| Goal |
Transcribe the material word for word, but without the images.

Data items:
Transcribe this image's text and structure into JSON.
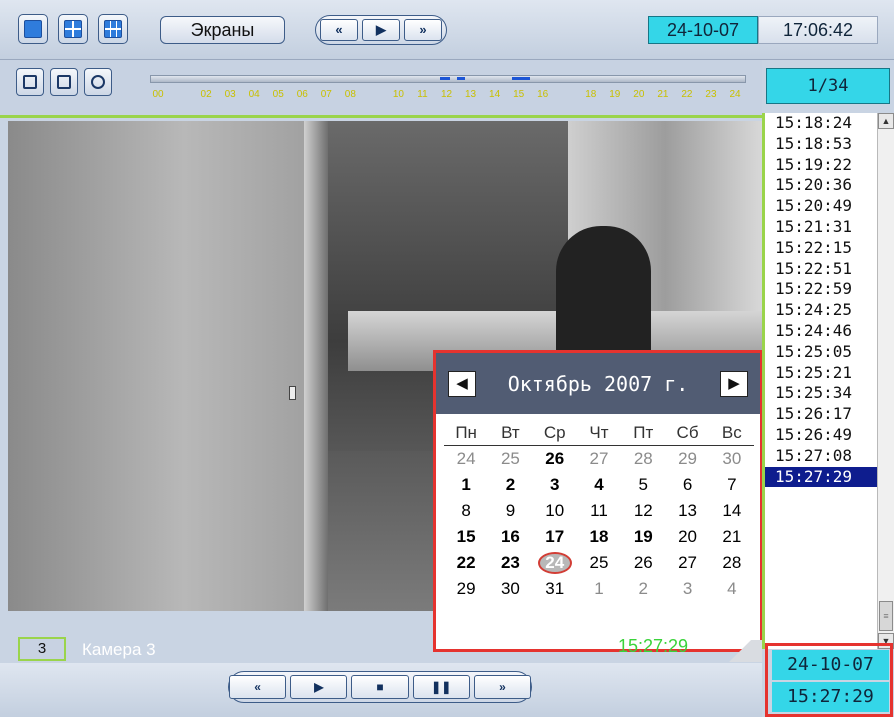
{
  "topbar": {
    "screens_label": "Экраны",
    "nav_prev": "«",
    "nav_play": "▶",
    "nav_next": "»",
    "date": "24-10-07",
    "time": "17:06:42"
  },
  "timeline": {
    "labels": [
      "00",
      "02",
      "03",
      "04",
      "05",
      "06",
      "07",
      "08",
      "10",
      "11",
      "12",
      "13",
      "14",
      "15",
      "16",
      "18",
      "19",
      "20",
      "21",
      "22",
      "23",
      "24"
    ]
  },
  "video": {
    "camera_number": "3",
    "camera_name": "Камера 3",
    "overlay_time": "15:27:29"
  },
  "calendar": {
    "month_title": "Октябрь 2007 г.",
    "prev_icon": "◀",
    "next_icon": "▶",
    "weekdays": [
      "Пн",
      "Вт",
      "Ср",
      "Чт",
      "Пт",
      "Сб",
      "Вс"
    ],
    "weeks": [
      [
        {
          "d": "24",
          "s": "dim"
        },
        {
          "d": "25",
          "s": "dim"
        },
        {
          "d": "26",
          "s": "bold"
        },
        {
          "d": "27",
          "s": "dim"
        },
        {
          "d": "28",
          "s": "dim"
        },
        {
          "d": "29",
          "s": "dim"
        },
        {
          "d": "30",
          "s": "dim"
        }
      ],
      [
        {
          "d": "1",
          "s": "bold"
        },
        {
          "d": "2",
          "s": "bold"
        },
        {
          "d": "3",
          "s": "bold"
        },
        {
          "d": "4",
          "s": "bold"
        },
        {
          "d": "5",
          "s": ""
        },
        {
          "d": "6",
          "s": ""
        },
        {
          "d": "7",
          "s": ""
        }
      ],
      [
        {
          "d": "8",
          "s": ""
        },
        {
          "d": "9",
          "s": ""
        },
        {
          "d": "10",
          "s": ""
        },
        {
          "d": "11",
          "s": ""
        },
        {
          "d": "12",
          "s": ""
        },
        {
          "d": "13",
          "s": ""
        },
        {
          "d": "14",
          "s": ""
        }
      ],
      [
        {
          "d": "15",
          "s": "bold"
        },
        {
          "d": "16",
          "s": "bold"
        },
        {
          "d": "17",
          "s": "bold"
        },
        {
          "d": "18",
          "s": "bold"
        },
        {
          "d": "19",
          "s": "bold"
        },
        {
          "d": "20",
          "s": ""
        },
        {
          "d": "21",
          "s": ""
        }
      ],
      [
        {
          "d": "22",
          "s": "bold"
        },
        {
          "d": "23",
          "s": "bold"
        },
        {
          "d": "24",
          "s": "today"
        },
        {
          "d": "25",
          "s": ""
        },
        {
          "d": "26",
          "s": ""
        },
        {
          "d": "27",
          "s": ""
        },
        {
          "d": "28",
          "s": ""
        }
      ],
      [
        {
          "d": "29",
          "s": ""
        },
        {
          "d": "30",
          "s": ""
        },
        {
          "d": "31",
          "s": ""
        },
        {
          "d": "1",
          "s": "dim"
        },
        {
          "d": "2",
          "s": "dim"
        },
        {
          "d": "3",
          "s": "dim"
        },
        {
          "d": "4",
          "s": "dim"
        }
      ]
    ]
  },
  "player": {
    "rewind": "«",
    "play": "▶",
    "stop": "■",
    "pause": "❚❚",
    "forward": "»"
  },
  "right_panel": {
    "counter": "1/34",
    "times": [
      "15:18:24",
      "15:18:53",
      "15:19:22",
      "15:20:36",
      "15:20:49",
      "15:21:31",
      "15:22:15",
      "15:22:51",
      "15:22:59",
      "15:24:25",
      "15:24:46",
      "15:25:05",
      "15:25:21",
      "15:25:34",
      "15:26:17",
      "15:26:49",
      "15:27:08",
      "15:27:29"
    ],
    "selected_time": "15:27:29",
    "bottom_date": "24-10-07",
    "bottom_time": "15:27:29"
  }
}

| Correct answer |
Transcribe this image's text and structure into JSON.
{
  "topbar": {
    "screens_label": "Экраны",
    "nav_prev": "«",
    "nav_play": "▶",
    "nav_next": "»",
    "date": "24-10-07",
    "time": "17:06:42"
  },
  "timeline": {
    "labels": [
      "00",
      "02",
      "03",
      "04",
      "05",
      "06",
      "07",
      "08",
      "10",
      "11",
      "12",
      "13",
      "14",
      "15",
      "16",
      "18",
      "19",
      "20",
      "21",
      "22",
      "23",
      "24"
    ]
  },
  "video": {
    "camera_number": "3",
    "camera_name": "Камера 3",
    "overlay_time": "15:27:29"
  },
  "calendar": {
    "month_title": "Октябрь 2007 г.",
    "prev_icon": "◀",
    "next_icon": "▶",
    "weekdays": [
      "Пн",
      "Вт",
      "Ср",
      "Чт",
      "Пт",
      "Сб",
      "Вс"
    ],
    "weeks": [
      [
        {
          "d": "24",
          "s": "dim"
        },
        {
          "d": "25",
          "s": "dim"
        },
        {
          "d": "26",
          "s": "bold"
        },
        {
          "d": "27",
          "s": "dim"
        },
        {
          "d": "28",
          "s": "dim"
        },
        {
          "d": "29",
          "s": "dim"
        },
        {
          "d": "30",
          "s": "dim"
        }
      ],
      [
        {
          "d": "1",
          "s": "bold"
        },
        {
          "d": "2",
          "s": "bold"
        },
        {
          "d": "3",
          "s": "bold"
        },
        {
          "d": "4",
          "s": "bold"
        },
        {
          "d": "5",
          "s": ""
        },
        {
          "d": "6",
          "s": ""
        },
        {
          "d": "7",
          "s": ""
        }
      ],
      [
        {
          "d": "8",
          "s": ""
        },
        {
          "d": "9",
          "s": ""
        },
        {
          "d": "10",
          "s": ""
        },
        {
          "d": "11",
          "s": ""
        },
        {
          "d": "12",
          "s": ""
        },
        {
          "d": "13",
          "s": ""
        },
        {
          "d": "14",
          "s": ""
        }
      ],
      [
        {
          "d": "15",
          "s": "bold"
        },
        {
          "d": "16",
          "s": "bold"
        },
        {
          "d": "17",
          "s": "bold"
        },
        {
          "d": "18",
          "s": "bold"
        },
        {
          "d": "19",
          "s": "bold"
        },
        {
          "d": "20",
          "s": ""
        },
        {
          "d": "21",
          "s": ""
        }
      ],
      [
        {
          "d": "22",
          "s": "bold"
        },
        {
          "d": "23",
          "s": "bold"
        },
        {
          "d": "24",
          "s": "today"
        },
        {
          "d": "25",
          "s": ""
        },
        {
          "d": "26",
          "s": ""
        },
        {
          "d": "27",
          "s": ""
        },
        {
          "d": "28",
          "s": ""
        }
      ],
      [
        {
          "d": "29",
          "s": ""
        },
        {
          "d": "30",
          "s": ""
        },
        {
          "d": "31",
          "s": ""
        },
        {
          "d": "1",
          "s": "dim"
        },
        {
          "d": "2",
          "s": "dim"
        },
        {
          "d": "3",
          "s": "dim"
        },
        {
          "d": "4",
          "s": "dim"
        }
      ]
    ]
  },
  "player": {
    "rewind": "«",
    "play": "▶",
    "stop": "■",
    "pause": "❚❚",
    "forward": "»"
  },
  "right_panel": {
    "counter": "1/34",
    "times": [
      "15:18:24",
      "15:18:53",
      "15:19:22",
      "15:20:36",
      "15:20:49",
      "15:21:31",
      "15:22:15",
      "15:22:51",
      "15:22:59",
      "15:24:25",
      "15:24:46",
      "15:25:05",
      "15:25:21",
      "15:25:34",
      "15:26:17",
      "15:26:49",
      "15:27:08",
      "15:27:29"
    ],
    "selected_time": "15:27:29",
    "bottom_date": "24-10-07",
    "bottom_time": "15:27:29"
  }
}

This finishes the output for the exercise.